■ To do: Report all lines from the entries below in which "Natural" appears.

■ Data section:
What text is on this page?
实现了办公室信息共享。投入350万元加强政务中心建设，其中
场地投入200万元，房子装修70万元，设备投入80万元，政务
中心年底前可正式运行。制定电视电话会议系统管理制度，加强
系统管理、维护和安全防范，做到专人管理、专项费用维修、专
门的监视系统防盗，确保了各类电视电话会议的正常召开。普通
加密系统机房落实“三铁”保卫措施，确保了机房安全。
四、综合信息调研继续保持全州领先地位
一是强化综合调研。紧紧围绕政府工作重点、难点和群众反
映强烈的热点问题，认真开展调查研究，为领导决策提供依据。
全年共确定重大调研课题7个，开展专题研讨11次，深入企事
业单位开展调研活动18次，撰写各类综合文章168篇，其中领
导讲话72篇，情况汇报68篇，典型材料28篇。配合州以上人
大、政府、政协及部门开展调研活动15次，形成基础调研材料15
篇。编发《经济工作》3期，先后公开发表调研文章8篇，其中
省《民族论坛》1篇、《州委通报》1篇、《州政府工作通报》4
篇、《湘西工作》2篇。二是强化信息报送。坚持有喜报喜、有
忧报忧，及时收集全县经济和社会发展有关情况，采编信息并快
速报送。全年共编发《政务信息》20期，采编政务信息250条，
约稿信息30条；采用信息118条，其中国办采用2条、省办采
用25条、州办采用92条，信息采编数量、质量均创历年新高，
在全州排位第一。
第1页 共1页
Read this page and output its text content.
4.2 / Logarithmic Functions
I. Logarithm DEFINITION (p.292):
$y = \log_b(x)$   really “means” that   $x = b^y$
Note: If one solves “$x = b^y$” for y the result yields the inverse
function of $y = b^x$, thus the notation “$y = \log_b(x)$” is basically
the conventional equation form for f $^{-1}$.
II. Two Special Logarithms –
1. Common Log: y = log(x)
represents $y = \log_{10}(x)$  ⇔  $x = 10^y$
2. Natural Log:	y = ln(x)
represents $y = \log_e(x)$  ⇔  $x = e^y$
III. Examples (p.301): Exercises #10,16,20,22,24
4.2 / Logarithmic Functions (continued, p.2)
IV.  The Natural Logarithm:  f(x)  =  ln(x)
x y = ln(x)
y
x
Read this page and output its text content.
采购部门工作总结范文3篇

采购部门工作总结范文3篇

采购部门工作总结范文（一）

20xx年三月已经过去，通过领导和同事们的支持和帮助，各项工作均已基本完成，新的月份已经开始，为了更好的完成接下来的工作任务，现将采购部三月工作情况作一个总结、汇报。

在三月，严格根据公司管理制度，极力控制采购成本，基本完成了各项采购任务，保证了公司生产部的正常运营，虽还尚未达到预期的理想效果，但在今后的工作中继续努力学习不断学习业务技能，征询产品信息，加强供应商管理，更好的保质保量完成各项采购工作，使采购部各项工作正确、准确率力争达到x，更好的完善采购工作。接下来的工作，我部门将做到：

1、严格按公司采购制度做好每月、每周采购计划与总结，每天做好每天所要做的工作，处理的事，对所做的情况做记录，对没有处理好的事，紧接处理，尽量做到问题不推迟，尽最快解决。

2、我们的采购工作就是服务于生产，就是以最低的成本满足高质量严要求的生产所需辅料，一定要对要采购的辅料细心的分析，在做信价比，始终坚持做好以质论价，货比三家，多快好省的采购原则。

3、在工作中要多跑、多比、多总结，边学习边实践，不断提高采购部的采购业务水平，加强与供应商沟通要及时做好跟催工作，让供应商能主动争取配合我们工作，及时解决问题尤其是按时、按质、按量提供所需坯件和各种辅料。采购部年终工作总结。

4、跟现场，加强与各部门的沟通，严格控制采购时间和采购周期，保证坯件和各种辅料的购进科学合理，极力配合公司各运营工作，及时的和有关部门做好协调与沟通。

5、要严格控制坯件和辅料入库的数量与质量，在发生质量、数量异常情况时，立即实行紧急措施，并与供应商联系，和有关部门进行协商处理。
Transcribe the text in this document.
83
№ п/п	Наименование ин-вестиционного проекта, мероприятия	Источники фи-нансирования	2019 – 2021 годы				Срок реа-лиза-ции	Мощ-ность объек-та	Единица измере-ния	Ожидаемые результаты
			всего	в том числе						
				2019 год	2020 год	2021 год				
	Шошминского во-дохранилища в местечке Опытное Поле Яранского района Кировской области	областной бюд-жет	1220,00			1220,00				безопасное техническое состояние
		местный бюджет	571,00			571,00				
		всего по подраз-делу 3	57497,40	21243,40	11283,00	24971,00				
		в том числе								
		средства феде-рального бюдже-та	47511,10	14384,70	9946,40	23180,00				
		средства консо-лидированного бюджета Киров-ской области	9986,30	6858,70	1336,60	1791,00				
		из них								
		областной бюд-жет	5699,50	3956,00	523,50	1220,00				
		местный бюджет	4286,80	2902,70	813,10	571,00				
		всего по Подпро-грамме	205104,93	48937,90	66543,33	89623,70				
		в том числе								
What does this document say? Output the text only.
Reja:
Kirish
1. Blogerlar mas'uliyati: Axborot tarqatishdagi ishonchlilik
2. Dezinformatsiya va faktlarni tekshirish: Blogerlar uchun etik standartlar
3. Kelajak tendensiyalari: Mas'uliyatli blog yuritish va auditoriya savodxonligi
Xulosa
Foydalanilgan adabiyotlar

■ Response:
2. Natural Log:	y = ln(x)
IV.  The Natural Logarithm:  f(x)  =  ln(x)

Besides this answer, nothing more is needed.